— start Records for processing —

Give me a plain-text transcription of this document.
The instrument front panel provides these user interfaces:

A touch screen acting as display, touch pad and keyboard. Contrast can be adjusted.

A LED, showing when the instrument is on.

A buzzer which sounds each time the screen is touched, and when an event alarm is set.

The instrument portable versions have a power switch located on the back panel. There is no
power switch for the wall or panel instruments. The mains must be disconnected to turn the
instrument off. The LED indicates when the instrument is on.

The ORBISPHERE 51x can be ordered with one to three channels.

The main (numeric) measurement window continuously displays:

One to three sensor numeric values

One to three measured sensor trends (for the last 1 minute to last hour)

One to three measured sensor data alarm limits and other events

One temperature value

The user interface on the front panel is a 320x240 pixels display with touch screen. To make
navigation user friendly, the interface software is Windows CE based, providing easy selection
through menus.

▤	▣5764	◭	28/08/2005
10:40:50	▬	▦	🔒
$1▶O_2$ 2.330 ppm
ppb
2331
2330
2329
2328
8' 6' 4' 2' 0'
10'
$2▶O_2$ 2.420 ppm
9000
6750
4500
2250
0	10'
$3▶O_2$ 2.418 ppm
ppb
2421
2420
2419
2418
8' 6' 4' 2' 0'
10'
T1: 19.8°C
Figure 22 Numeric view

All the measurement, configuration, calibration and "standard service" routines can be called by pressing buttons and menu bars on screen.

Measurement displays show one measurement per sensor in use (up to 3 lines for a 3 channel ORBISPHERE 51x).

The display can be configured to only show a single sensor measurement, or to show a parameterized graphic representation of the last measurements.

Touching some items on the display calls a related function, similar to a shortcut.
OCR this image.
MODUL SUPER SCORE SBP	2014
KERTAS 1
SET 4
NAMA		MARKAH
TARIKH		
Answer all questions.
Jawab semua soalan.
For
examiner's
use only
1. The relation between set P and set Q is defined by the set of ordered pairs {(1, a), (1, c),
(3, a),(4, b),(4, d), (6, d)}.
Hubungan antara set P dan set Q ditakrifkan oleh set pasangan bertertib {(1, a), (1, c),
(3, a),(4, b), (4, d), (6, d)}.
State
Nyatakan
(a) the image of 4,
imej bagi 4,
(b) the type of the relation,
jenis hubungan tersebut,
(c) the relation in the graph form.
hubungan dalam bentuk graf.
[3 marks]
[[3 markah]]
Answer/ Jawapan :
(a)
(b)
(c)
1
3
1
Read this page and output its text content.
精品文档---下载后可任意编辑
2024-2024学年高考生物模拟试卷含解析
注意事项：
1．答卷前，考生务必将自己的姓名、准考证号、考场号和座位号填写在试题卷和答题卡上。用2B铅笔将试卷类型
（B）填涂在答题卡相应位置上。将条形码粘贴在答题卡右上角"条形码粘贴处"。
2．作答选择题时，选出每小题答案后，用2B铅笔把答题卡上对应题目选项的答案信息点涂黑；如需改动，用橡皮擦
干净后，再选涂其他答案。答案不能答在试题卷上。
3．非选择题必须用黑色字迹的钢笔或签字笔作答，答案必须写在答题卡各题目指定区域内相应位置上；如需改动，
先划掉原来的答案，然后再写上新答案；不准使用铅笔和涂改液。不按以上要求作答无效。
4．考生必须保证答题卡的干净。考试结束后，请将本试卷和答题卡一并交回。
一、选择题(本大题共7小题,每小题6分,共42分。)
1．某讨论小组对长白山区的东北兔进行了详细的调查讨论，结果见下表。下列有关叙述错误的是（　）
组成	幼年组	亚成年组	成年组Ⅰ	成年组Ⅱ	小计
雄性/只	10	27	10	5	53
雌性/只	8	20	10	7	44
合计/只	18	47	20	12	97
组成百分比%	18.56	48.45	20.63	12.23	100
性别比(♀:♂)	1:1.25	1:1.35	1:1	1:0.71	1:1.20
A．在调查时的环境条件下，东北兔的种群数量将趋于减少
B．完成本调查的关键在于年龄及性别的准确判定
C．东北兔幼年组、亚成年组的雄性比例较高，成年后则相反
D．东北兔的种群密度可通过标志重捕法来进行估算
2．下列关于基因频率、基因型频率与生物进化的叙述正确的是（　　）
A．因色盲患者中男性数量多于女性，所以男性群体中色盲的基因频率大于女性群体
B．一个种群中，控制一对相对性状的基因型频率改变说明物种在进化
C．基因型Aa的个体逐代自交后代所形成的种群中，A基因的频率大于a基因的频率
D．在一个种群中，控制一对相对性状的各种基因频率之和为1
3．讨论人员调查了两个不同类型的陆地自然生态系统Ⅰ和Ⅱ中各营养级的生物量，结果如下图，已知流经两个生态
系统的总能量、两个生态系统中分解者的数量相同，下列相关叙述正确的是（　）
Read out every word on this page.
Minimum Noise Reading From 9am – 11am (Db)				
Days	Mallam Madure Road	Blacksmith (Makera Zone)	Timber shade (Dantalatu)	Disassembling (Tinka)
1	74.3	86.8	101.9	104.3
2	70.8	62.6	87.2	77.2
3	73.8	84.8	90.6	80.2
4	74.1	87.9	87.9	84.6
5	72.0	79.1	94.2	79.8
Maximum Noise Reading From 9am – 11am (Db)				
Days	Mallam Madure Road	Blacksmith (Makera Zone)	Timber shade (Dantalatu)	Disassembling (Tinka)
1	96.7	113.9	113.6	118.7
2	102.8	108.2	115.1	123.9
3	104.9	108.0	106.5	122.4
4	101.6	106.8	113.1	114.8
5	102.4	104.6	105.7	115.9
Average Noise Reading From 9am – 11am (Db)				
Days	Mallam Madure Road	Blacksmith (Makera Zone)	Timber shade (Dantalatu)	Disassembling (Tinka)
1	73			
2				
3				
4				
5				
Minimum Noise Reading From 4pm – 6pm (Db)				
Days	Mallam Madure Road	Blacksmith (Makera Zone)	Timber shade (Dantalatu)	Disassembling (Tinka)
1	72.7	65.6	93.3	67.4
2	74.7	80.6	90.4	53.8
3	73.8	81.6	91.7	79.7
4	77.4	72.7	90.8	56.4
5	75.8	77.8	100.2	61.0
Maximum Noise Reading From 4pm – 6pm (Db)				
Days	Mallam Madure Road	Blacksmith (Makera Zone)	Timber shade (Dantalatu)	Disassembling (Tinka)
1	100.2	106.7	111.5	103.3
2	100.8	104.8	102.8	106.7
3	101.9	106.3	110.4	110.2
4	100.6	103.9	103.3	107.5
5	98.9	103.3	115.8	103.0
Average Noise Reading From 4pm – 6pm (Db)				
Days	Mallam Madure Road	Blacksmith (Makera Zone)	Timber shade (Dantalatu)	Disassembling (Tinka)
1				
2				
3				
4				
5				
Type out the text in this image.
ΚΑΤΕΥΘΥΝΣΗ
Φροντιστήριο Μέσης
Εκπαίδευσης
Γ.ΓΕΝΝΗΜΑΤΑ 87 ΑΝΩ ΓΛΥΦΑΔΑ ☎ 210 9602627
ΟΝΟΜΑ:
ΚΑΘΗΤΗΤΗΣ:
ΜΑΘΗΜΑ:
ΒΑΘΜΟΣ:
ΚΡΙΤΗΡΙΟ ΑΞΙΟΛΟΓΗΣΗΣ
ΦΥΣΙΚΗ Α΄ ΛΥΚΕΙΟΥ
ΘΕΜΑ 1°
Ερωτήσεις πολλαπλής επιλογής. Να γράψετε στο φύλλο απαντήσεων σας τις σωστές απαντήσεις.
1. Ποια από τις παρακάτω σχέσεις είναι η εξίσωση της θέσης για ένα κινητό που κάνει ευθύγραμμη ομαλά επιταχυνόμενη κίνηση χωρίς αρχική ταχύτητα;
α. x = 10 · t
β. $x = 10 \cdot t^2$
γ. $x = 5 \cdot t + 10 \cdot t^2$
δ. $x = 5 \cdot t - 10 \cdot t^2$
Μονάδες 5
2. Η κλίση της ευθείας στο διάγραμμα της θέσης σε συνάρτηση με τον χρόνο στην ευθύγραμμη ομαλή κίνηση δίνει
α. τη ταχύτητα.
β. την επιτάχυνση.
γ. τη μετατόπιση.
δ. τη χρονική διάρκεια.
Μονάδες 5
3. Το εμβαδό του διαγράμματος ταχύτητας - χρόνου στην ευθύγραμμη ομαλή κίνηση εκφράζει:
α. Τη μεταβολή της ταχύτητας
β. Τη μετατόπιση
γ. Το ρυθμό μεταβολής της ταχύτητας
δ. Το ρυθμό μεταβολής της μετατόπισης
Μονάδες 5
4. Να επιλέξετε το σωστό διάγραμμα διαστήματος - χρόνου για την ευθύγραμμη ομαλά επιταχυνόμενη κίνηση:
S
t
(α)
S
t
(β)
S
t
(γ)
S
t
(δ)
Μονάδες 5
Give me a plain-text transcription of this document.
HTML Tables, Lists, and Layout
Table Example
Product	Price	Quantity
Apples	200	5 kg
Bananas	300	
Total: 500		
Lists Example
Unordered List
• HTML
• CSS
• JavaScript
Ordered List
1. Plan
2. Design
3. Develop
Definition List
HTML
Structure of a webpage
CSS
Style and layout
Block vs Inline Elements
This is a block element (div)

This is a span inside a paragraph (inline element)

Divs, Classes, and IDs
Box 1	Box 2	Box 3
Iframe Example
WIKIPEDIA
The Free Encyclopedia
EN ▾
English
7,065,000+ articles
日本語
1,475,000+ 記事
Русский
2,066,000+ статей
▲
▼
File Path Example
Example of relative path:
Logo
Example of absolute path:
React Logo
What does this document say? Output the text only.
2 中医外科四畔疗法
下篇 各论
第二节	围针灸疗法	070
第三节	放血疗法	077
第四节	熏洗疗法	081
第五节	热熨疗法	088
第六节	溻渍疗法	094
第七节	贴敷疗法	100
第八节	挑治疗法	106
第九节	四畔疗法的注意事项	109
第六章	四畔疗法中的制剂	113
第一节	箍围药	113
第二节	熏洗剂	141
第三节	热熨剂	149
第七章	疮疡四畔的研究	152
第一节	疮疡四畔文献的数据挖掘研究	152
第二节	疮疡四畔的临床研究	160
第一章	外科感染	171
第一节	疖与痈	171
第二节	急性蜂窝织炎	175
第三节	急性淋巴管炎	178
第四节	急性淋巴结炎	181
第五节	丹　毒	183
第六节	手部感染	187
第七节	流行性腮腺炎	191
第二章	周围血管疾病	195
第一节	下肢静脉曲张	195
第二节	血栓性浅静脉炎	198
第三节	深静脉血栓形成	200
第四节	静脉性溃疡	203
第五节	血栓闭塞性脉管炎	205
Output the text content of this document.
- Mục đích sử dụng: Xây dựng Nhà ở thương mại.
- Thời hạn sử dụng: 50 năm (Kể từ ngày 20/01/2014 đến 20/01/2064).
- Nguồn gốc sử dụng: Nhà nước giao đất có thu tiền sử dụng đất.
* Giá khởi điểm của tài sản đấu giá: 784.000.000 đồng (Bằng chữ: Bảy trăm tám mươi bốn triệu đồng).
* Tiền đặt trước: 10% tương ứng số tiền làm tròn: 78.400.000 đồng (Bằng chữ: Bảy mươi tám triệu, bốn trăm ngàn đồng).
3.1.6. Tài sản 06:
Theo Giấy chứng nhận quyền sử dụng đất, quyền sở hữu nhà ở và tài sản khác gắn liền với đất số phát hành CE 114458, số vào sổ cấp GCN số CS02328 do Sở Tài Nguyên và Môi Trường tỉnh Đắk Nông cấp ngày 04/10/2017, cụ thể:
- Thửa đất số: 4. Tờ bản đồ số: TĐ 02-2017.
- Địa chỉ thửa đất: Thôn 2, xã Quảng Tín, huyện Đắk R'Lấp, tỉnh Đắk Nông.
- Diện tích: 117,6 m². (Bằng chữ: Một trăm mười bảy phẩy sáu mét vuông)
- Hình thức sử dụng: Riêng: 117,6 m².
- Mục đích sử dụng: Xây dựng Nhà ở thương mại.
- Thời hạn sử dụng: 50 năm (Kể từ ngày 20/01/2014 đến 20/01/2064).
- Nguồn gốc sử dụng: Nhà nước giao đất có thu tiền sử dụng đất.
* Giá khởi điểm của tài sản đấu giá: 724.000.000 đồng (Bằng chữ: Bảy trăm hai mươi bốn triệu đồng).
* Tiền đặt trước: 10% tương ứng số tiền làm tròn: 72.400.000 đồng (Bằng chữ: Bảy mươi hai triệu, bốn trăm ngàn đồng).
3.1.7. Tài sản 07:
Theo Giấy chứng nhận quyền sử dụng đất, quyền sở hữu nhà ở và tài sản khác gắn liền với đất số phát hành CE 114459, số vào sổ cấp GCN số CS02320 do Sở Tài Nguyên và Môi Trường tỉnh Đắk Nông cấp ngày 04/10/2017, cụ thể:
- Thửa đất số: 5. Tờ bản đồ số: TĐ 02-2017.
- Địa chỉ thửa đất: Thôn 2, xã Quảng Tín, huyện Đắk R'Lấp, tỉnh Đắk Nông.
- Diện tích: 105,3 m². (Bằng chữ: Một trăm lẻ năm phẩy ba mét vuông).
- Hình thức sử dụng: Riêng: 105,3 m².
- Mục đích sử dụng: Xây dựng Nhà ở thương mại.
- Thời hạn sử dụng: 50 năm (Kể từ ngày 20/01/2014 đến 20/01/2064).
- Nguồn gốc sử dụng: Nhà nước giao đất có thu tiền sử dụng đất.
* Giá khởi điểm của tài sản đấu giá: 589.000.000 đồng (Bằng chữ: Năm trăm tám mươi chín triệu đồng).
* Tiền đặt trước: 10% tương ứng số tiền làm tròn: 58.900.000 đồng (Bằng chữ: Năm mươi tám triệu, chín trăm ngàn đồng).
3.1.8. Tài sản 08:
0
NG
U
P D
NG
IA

— end Records for processing —

What is needed: Gather every line from the listing above in which "text" appears, and copy those lines.

Correct output:
Give me a plain-text transcription of this document.
Read this page and output its text content.
Type out the text in this image.
Give me a plain-text transcription of this document.
What does this document say? Output the text only.
Output the text content of this document.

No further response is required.